* WHAT IS REQUIRED *
Quote every one of the rows below word for word, leaving out the pictures.

* AVAILABLE RECORDS *
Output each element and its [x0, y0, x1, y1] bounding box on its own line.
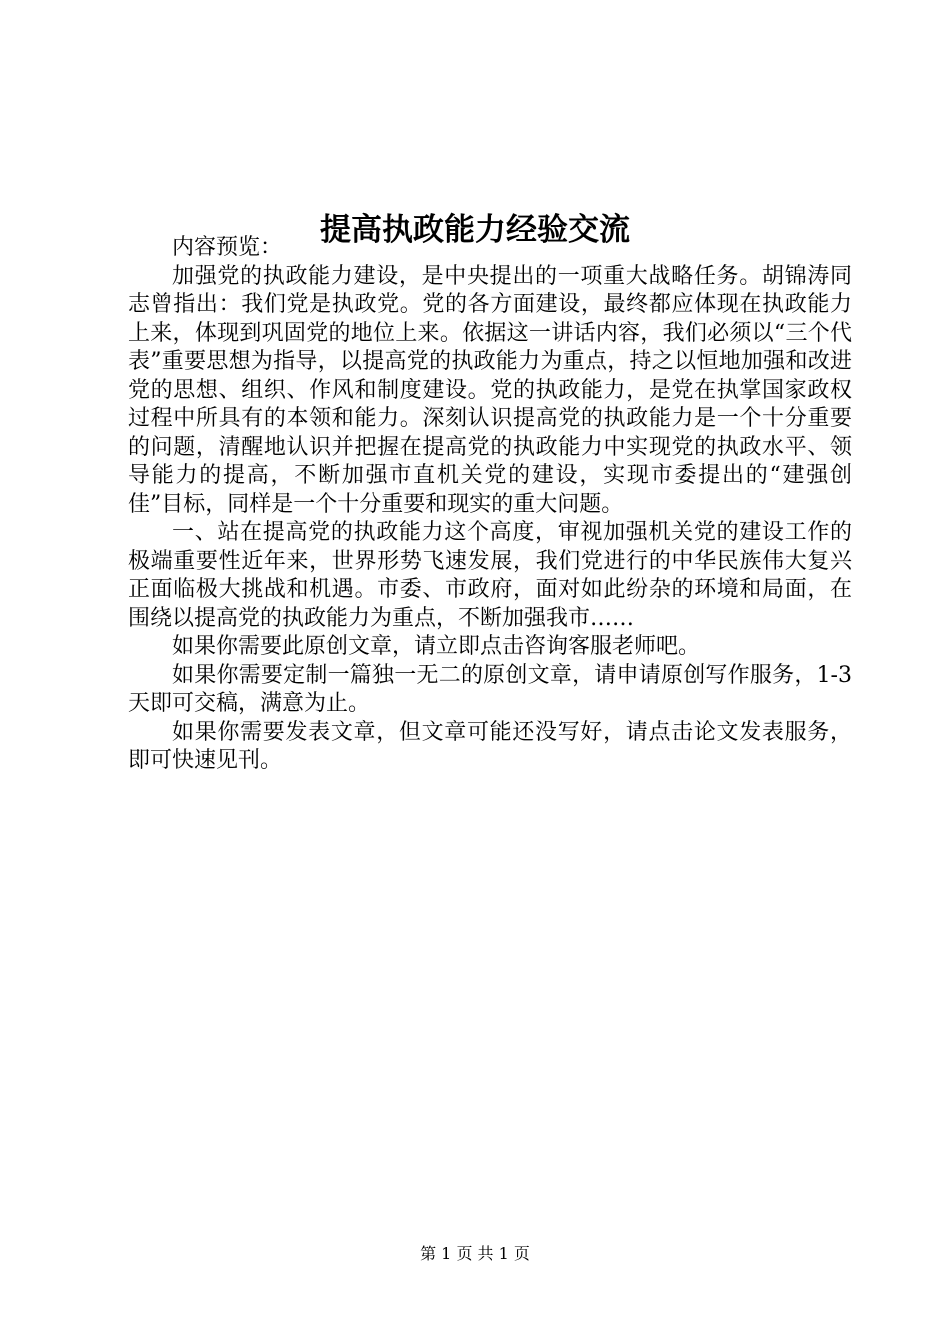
promo-paragraph-consult: 如果你需要此原创文章，请立即点击咨询客服老师吧。 [172, 634, 701, 659]
body-paragraph-intro: 加强党的执政能力建设，是中央提出的一项重大战略任务。胡锦涛同志曾指出：我们党是执政党。党的各方面建设，最终都应体现在执政能力上来，体现到巩固党的地位上来。依据这一讲话内容，我们必须以“三个代表”重要思想为指导，以提高党的执政能力为重点，持之以恒地加强和改进党的思想、组织、作风和制度建设。党的执政能力，是党在执掌国家政权过程中所具有的本领和能力。深刻认识提高党的执政能力是一个十分重要的问题，清醒地认识并把握在提高党的执政能力中实现党的执政水平、领导能力的提高，不断加强市直机关党的建设，实现市委提出的“建强创佳”目标，同样是一个十分重要和现实的重大问题。 [128, 263, 852, 517]
promo-paragraph-custom-writing: 如果你需要定制一篇独一无二的原创文章，请申请原创写作服务，1-3天即可交稿，满意为止。 [128, 662, 852, 716]
page-footer: 第 1 页 共 1 页 [420, 1244, 530, 1263]
document-body [128, 234, 852, 776]
preview-label: 内容预览： [172, 235, 283, 260]
page-title: 提高执政能力经验交流 [320, 211, 630, 248]
body-paragraph-section-one: 一、站在提高党的执政能力这个高度，审视加强机关党的建设工作的极端重要性近年来，世界形势飞速发展，我们党进行的中华民族伟大复兴正面临极大挑战和机遇。市委、市政府，面对如此纷杂的环境和局面，在围绕以提高党的执政能力为重点，不断加强我市…… [128, 520, 852, 631]
promo-paragraph-publishing: 如果你需要发表文章，但文章可能还没写好，请点击论文发表服务，即可快速见刊。 [128, 719, 852, 773]
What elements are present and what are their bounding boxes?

* SOLUTION *
Output each element and its [x0, y0, x1, y1] bounding box on its own line.
promo-paragraph-consult: 如果你需要此原创文章，请立即点击咨询客服老师吧。 [172, 634, 701, 659]
body-paragraph-intro: 加强党的执政能力建设，是中央提出的一项重大战略任务。胡锦涛同志曾指出：我们党是执政党。党的各方面建设，最终都应体现在执政能力上来，体现到巩固党的地位上来。依据这一讲话内容，我们必须以“三个代表”重要思想为指导，以提高党的执政能力为重点，持之以恒地加强和改进党的思想、组织、作风和制度建设。党的执政能力，是党在执掌国家政权过程中所具有的本领和能力。深刻认识提高党的执政能力是一个十分重要的问题，清醒地认识并把握在提高党的执政能力中实现党的执政水平、领导能力的提高，不断加强市直机关党的建设，实现市委提出的“建强创佳”目标，同样是一个十分重要和现实的重大问题。 [128, 263, 852, 517]
promo-paragraph-custom-writing: 如果你需要定制一篇独一无二的原创文章，请申请原创写作服务，1-3天即可交稿，满意为止。 [128, 662, 852, 716]
page-footer: 第 1 页 共 1 页 [420, 1244, 530, 1263]
document-body [128, 234, 852, 776]
preview-label: 内容预览： [172, 235, 283, 260]
page-title: 提高执政能力经验交流 [320, 211, 630, 248]
body-paragraph-section-one: 一、站在提高党的执政能力这个高度，审视加强机关党的建设工作的极端重要性近年来，世界形势飞速发展，我们党进行的中华民族伟大复兴正面临极大挑战和机遇。市委、市政府，面对如此纷杂的环境和局面，在围绕以提高党的执政能力为重点，不断加强我市…… [128, 520, 852, 631]
promo-paragraph-publishing: 如果你需要发表文章，但文章可能还没写好，请点击论文发表服务，即可快速见刊。 [128, 719, 852, 773]
What elements are present and what are their bounding boxes?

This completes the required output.